■ **YOUR GOAL**: Pick out the lines below that include the string "this".

■ **DATA LINES**:
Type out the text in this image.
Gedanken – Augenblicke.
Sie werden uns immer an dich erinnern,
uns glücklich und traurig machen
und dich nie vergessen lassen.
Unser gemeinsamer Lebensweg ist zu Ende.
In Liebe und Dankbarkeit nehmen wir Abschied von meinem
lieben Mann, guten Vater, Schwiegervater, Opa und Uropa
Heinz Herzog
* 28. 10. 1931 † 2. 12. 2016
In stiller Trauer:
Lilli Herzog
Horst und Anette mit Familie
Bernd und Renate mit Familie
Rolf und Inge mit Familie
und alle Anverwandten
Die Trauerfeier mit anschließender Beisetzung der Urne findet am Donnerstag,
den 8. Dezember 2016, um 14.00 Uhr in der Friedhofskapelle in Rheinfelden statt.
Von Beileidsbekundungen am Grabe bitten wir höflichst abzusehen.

--

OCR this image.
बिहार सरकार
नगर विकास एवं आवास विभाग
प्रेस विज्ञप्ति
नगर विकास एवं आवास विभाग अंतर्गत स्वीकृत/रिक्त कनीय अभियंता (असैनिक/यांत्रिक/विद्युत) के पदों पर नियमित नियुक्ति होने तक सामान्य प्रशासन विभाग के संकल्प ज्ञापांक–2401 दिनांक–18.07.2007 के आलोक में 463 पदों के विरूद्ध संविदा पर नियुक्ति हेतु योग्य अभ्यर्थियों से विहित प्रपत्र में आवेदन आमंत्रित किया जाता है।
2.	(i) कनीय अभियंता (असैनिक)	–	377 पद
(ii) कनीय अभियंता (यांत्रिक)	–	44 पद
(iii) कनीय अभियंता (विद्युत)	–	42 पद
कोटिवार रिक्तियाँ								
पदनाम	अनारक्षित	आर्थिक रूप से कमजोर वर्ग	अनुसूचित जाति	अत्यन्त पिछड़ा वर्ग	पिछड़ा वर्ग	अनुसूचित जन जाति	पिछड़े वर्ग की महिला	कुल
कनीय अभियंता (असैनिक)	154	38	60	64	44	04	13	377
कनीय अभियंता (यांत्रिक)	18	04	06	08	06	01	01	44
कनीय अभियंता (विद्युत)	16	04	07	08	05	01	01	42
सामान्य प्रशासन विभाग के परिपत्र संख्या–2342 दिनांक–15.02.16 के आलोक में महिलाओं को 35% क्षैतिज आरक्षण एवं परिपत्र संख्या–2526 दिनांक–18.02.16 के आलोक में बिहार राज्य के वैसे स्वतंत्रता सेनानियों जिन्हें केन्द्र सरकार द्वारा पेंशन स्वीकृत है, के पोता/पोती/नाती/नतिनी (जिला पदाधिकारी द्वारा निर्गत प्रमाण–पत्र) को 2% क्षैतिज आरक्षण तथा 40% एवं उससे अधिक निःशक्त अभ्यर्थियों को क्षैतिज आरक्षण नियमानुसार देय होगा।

■ **ANSWER FOR THE TASK**:
Type out the text in this image.
OCR this image.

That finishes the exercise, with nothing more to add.